»»
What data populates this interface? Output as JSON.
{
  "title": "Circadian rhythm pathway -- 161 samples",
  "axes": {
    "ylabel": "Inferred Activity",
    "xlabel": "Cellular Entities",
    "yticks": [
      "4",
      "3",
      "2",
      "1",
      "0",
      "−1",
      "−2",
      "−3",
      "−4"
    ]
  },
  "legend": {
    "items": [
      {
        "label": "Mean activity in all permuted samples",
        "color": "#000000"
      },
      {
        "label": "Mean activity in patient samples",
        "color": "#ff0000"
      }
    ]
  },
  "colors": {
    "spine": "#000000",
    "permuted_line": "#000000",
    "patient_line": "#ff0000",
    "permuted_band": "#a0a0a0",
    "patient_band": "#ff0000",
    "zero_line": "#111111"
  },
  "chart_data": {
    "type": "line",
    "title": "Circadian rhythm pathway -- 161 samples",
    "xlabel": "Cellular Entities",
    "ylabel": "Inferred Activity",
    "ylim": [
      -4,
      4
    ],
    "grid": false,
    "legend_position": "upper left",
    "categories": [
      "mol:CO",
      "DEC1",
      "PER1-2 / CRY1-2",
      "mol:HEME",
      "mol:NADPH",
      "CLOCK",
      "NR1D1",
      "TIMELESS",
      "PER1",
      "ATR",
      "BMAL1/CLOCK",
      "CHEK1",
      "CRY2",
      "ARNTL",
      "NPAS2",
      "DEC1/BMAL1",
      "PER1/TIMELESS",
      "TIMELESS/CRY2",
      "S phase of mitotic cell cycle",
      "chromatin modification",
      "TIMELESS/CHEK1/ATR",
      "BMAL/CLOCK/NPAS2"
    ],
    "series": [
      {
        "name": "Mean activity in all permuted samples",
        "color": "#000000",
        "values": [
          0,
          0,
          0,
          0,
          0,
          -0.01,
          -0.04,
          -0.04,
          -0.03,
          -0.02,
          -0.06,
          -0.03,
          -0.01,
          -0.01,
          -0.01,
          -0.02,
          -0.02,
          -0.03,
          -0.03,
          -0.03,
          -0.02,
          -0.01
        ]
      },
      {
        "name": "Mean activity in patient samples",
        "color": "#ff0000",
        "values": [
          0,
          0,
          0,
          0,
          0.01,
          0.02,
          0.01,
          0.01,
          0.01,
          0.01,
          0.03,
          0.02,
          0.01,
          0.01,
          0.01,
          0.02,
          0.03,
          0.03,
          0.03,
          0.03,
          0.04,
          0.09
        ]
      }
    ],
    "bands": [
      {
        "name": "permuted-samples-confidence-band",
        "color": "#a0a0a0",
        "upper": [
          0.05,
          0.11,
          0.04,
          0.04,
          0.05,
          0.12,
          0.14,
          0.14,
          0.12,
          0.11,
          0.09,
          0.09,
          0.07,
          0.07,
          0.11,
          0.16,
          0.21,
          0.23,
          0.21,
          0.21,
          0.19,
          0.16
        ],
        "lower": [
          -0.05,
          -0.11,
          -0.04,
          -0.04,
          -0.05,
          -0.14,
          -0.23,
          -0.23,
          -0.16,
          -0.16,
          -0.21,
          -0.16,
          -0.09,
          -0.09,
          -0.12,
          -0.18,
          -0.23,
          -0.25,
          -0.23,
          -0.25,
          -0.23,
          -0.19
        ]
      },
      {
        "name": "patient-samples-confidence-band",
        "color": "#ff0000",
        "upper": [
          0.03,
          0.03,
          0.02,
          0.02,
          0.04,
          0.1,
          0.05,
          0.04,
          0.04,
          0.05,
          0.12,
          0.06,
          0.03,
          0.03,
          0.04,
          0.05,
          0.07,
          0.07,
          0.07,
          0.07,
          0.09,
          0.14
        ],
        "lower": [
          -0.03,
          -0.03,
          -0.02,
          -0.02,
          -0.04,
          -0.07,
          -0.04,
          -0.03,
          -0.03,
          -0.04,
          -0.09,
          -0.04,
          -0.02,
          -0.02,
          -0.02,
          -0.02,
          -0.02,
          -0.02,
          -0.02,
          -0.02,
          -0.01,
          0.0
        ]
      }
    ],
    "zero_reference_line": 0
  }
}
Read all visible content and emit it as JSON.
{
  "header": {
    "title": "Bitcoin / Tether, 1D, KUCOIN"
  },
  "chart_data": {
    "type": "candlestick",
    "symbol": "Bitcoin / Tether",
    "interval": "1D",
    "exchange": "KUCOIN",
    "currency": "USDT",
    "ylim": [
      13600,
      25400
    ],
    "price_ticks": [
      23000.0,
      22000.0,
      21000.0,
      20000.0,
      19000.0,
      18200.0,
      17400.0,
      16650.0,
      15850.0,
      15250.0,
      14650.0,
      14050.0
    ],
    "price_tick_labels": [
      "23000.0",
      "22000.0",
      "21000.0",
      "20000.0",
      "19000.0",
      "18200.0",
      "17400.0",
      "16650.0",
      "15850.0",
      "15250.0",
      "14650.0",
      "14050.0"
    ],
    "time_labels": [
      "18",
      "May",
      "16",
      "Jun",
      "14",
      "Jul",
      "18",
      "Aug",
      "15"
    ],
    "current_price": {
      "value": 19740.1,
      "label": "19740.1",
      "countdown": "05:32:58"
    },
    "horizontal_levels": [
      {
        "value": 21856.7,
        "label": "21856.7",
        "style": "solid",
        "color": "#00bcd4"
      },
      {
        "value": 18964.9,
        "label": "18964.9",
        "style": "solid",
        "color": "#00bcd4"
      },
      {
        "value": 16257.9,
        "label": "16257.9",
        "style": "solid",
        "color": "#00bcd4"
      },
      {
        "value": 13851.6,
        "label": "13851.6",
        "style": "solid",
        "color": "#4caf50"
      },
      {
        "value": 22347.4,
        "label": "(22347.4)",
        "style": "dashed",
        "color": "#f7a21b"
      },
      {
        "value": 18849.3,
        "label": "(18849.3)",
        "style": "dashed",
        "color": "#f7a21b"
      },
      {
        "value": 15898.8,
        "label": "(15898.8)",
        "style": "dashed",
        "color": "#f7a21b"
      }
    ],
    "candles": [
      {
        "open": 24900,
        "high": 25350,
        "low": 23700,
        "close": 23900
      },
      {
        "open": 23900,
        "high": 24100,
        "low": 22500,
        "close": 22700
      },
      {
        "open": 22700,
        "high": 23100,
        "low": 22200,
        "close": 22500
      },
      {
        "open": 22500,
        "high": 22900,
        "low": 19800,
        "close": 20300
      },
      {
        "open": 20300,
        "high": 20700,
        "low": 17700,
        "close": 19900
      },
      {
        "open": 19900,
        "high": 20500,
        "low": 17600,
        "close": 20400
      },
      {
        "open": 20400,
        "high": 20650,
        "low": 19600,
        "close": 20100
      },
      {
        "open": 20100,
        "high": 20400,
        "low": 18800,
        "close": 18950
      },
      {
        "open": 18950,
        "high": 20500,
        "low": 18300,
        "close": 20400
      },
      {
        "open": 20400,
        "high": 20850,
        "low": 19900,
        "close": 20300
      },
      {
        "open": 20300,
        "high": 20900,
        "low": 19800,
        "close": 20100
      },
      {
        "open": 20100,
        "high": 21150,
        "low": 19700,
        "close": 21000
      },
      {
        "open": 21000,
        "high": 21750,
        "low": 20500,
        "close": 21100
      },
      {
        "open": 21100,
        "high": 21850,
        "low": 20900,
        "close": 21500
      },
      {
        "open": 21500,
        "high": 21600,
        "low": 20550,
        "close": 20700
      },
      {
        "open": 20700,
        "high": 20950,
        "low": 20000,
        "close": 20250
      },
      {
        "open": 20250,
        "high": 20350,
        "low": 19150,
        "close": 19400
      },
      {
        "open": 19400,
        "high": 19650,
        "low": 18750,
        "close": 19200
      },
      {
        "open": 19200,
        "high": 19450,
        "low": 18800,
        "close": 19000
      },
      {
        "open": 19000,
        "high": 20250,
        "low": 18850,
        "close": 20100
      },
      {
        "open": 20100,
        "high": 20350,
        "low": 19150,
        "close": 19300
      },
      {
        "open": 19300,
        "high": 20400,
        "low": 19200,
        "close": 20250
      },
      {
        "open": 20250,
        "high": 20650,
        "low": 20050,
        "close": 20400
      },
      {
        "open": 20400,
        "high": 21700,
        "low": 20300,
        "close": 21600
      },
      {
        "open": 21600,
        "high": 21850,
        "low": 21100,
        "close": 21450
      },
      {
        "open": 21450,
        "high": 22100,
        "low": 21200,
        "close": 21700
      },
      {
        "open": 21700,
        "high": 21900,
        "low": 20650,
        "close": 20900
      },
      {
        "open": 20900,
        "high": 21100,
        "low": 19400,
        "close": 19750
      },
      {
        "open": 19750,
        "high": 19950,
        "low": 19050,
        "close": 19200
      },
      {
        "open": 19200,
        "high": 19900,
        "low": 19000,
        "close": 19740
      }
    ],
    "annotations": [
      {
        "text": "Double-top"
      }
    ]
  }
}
««
»»
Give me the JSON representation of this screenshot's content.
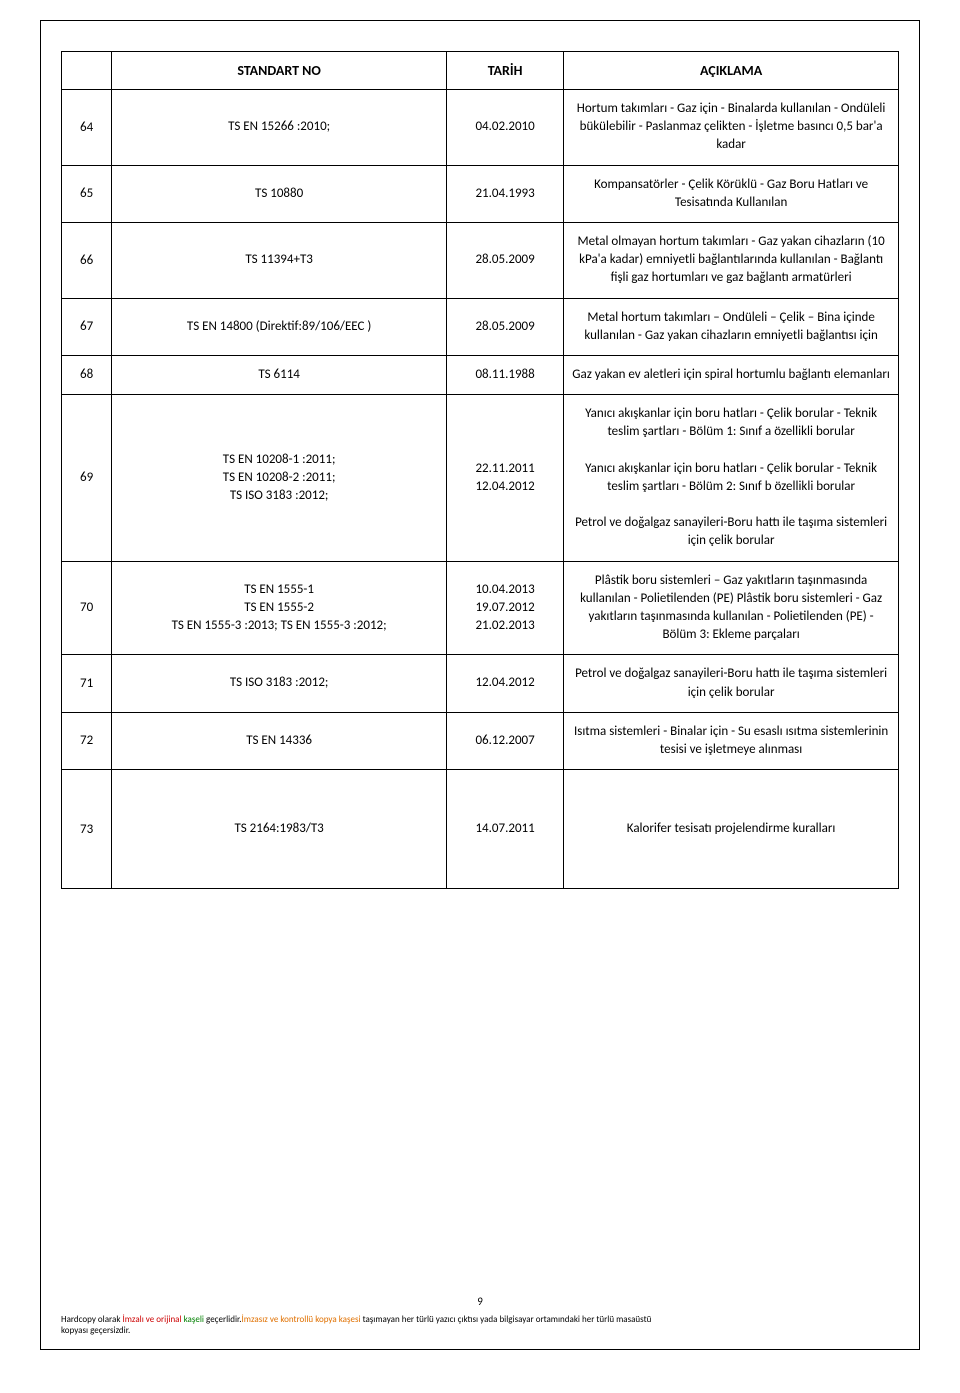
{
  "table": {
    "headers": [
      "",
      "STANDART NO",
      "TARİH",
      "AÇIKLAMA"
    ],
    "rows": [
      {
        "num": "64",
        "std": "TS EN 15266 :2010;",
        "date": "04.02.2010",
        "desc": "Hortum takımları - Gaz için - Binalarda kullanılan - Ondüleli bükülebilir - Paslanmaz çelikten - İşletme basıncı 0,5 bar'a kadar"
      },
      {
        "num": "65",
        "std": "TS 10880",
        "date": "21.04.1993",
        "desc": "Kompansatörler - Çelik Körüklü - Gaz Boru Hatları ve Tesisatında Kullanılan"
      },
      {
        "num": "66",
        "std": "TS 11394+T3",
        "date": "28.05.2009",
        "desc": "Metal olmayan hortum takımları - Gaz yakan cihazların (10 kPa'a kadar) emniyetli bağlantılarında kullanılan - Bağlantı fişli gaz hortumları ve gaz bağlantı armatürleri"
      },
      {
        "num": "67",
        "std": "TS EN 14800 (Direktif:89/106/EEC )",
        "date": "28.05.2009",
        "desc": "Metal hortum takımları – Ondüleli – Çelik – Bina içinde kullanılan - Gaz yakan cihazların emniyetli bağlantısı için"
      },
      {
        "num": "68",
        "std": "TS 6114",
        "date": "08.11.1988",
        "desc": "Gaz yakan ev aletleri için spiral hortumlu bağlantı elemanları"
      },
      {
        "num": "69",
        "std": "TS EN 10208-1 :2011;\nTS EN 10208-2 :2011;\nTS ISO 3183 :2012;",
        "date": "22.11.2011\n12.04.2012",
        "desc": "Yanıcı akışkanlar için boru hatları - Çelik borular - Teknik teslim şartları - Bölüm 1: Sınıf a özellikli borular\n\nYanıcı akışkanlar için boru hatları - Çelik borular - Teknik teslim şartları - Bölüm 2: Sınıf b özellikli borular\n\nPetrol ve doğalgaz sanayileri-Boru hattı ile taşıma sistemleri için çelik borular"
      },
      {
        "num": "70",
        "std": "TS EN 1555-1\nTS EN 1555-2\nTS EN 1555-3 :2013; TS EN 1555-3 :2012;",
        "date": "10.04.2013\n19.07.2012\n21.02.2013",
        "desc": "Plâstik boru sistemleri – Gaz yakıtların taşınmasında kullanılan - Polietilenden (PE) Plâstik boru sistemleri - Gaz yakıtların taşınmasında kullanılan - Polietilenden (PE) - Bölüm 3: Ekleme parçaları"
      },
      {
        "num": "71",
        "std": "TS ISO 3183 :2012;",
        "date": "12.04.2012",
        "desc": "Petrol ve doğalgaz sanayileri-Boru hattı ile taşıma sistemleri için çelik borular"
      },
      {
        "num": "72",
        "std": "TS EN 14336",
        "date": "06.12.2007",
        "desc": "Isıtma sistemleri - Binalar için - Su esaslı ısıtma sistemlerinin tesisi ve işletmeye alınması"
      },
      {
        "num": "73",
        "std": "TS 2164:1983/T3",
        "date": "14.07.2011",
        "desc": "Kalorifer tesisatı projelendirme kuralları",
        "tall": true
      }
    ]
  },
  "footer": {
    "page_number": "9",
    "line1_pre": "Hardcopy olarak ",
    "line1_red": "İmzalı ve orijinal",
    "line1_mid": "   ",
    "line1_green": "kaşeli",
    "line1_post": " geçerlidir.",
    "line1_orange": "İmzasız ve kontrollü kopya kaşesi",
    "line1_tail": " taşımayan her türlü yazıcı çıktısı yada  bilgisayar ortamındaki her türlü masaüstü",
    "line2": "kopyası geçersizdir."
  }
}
««
**INSTRUCTION**
Scan the entries above and work out how many lines include the word "content"; the reply is that number alone.

**RESULT**
2